▸ THE REQUEST:
Update the entries from the start of the data listing through the line with "nav-home-logo[interactable] (197, 308, 257, 368)", replacing "brand-wordmark" with "site-wordmark" and leaving everything else unchanged.

LISTING start

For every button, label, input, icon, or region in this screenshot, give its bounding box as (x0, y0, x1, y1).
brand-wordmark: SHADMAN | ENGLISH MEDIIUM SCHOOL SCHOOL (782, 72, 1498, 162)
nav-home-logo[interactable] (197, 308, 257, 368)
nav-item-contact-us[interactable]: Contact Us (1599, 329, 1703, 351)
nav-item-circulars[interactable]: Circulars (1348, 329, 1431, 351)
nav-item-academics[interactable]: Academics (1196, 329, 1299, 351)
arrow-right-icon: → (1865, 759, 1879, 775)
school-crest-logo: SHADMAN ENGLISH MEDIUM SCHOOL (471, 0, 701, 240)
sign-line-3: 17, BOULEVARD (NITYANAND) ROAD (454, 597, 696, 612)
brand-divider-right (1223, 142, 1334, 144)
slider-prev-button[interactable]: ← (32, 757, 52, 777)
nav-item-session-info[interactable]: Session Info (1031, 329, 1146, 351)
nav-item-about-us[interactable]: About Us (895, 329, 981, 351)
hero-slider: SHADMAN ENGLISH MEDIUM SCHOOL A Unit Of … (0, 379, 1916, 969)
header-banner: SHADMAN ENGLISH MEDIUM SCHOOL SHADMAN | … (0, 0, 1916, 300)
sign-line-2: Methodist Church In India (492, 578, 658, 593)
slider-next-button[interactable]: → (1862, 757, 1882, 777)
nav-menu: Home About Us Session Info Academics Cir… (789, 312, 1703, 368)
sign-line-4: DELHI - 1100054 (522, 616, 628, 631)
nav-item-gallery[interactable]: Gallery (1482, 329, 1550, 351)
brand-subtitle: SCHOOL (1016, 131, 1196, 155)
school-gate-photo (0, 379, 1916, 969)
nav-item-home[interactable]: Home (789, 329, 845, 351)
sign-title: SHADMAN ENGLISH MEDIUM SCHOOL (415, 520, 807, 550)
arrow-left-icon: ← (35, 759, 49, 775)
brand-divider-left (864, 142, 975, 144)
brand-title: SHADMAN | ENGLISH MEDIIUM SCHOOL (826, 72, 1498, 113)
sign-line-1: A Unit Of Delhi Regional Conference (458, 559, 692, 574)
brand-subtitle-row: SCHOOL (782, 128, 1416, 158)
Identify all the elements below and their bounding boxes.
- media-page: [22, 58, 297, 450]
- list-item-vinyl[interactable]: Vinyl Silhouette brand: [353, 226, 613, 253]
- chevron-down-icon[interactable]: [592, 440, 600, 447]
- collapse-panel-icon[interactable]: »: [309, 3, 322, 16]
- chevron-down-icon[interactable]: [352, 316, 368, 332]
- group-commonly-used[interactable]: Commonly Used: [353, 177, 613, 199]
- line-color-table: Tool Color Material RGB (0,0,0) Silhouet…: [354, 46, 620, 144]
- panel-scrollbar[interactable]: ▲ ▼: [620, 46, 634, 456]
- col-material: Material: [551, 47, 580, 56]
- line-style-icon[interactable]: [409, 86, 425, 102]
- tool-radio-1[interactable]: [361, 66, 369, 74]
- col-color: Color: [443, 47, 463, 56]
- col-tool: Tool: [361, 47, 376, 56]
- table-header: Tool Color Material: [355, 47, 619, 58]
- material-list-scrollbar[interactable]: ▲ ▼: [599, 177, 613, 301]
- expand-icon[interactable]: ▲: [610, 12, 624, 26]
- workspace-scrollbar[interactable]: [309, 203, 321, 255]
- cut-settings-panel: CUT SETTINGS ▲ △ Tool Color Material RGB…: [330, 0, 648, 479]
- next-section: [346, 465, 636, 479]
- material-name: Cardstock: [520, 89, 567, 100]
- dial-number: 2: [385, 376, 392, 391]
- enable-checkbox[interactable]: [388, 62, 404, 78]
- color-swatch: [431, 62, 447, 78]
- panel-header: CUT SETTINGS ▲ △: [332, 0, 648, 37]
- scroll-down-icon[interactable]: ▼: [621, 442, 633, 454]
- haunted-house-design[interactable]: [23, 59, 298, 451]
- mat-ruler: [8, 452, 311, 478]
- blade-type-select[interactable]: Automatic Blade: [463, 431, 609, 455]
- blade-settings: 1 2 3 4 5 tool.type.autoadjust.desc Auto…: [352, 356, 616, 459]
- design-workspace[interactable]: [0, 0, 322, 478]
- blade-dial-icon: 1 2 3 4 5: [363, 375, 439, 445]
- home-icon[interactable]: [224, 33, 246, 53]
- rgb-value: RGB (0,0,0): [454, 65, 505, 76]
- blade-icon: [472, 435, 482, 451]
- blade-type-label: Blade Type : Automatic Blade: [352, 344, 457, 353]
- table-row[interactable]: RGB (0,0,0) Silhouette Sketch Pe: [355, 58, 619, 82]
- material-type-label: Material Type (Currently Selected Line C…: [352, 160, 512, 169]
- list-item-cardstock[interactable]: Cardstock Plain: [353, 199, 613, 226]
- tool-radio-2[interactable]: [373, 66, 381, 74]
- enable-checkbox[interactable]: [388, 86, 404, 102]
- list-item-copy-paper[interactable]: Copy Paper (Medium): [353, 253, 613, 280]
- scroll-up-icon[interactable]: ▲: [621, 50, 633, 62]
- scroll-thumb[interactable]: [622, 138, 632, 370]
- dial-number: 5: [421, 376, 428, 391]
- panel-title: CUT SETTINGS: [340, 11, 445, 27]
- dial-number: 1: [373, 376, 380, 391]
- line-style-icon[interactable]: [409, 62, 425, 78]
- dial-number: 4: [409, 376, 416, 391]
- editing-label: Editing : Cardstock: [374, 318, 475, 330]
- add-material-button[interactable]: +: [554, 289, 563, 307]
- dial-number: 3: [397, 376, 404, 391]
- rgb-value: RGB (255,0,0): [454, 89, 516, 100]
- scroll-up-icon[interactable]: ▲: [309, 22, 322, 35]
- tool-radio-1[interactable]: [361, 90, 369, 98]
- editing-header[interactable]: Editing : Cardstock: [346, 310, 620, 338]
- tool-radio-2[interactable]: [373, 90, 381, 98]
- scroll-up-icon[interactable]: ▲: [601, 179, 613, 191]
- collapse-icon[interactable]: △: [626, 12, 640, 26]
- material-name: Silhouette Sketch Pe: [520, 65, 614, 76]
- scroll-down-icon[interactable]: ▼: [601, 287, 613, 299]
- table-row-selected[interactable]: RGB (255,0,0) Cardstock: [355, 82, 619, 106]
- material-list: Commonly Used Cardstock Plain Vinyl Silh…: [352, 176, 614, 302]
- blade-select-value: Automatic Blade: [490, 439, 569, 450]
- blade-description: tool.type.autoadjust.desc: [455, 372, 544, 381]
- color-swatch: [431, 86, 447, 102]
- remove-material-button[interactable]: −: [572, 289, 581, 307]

LISTING end

▸ ANSWER TO THIS TASK:
For every button, label, input, icon, or region in this screenshot, give its bounding box as (x0, y0, x1, y1).
site-wordmark: SHADMAN | ENGLISH MEDIIUM SCHOOL SCHOOL (782, 72, 1498, 162)
nav-home-logo[interactable] (197, 308, 257, 368)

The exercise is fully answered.